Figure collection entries
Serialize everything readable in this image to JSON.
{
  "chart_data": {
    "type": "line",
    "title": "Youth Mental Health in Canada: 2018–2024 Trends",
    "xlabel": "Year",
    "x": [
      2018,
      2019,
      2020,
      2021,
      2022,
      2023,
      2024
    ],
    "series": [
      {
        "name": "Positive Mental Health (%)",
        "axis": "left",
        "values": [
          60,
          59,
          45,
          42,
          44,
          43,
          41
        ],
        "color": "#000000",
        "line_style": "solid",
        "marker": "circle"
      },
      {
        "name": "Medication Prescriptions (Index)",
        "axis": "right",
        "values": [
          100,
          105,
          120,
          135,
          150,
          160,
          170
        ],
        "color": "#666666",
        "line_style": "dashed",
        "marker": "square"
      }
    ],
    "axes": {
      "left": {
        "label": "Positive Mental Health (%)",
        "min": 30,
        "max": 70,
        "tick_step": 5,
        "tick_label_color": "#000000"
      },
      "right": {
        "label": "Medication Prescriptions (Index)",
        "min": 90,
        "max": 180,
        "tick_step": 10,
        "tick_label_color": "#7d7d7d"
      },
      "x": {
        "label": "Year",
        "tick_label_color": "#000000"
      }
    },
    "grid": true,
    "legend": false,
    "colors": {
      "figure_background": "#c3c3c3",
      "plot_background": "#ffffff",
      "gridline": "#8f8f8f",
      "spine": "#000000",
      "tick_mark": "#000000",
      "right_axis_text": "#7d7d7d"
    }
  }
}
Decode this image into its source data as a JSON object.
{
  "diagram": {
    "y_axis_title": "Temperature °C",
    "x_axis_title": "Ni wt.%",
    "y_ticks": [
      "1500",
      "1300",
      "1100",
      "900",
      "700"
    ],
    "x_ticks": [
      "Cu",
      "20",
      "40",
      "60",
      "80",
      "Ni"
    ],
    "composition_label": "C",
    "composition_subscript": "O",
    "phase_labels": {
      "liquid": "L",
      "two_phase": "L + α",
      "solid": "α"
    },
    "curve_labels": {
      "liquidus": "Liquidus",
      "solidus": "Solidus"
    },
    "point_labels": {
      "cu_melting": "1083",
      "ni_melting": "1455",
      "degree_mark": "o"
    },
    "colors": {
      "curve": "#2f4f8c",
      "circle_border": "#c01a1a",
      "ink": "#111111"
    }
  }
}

DO THIS
Copy out each line of the records that holds the string "Prescriptions".

RESULT OF THE TASK
        "name": "Medication Prescriptions (Index)",
        "label": "Medication Prescriptions (Index)",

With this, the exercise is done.